**Given entries:**
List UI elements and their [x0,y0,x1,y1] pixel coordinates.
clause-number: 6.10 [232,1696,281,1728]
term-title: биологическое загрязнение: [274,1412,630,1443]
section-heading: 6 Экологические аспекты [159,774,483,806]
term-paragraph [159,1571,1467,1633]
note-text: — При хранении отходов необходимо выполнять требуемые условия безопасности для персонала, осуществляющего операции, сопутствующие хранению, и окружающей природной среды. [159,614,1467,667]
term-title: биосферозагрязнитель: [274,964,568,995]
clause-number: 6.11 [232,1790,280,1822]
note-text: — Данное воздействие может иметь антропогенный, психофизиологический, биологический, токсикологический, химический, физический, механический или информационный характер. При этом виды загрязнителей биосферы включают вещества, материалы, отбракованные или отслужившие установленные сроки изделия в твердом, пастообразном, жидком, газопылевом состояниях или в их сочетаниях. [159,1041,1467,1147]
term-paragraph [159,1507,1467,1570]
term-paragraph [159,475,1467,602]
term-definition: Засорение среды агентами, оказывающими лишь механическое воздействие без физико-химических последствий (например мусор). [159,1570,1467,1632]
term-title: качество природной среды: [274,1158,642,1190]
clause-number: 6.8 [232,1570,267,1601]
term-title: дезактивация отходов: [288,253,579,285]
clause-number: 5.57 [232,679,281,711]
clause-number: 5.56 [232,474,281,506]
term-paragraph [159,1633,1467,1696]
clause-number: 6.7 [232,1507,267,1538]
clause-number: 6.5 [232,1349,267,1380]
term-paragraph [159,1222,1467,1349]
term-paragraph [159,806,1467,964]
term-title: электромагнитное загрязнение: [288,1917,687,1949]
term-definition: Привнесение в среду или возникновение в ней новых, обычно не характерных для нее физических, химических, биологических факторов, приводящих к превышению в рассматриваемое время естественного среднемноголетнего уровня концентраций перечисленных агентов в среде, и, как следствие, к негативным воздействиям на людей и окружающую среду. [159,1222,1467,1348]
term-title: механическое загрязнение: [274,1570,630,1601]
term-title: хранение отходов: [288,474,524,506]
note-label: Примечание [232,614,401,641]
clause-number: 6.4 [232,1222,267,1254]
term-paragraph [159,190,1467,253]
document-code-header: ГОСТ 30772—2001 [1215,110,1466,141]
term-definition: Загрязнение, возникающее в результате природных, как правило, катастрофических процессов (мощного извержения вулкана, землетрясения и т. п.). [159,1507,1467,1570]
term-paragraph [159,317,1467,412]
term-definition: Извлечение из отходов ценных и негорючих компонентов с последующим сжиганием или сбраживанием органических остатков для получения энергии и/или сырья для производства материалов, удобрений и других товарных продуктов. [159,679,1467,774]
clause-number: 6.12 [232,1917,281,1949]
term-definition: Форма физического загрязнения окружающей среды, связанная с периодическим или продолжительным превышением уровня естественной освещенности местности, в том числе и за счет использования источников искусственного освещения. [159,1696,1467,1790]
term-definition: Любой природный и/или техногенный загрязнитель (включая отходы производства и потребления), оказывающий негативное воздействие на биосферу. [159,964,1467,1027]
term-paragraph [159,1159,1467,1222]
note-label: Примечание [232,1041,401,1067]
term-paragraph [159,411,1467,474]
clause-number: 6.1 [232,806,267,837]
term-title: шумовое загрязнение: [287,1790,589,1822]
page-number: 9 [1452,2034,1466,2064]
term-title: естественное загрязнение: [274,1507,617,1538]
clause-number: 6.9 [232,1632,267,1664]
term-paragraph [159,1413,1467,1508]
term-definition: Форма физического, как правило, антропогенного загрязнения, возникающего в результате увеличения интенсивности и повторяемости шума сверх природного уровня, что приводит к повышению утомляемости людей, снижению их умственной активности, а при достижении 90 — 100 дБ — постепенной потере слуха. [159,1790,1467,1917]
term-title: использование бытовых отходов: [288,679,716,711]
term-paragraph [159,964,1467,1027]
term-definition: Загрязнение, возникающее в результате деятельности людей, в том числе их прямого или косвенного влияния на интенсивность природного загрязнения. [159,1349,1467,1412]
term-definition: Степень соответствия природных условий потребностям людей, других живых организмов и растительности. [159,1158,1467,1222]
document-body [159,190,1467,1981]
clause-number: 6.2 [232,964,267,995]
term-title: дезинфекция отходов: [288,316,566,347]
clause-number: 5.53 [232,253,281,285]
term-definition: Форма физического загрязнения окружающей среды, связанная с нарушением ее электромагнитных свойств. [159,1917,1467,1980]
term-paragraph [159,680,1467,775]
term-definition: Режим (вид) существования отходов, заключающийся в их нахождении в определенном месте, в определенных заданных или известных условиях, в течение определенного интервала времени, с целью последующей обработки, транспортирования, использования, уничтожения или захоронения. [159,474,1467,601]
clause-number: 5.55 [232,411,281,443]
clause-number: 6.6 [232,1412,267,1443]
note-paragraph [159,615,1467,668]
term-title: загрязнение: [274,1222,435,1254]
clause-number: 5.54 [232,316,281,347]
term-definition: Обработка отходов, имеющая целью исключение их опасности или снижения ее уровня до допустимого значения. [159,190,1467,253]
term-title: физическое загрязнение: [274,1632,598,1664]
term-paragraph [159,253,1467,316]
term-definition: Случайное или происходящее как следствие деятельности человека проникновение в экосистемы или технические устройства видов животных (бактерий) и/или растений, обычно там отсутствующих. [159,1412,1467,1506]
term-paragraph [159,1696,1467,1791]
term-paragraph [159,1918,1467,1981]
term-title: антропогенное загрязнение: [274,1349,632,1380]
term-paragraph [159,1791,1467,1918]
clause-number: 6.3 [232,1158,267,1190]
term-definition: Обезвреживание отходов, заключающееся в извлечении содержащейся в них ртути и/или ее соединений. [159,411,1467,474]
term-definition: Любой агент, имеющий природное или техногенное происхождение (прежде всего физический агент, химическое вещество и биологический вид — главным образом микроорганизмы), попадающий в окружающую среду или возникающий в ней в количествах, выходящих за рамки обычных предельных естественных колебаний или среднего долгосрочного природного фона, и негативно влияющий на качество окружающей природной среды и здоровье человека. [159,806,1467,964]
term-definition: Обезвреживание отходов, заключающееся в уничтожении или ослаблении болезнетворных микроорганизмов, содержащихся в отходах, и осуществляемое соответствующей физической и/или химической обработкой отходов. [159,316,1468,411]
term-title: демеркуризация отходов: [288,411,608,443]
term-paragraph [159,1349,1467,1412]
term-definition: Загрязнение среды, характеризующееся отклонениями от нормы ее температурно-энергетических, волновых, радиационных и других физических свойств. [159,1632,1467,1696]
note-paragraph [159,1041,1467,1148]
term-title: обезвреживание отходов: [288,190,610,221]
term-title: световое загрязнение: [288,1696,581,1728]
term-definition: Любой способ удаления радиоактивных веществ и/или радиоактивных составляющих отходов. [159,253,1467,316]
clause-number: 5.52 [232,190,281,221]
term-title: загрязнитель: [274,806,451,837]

**What you have to do:** Rewrite the rows as a JSON list of strings, one string per row, starting at the first row and ending at the row that contains "term-paragraph [159,1571,1467,1633]". Leave out any blank lines.

**The reply:**
[
  "List UI elements and their [x0,y0,x1,y1] pixel coordinates.",
  "clause-number: 6.10 [232,1696,281,1728]",
  "term-title: биологическое загрязнение: [274,1412,630,1443]",
  "section-heading: 6 Экологические аспекты [159,774,483,806]",
  "term-paragraph [159,1571,1467,1633]"
]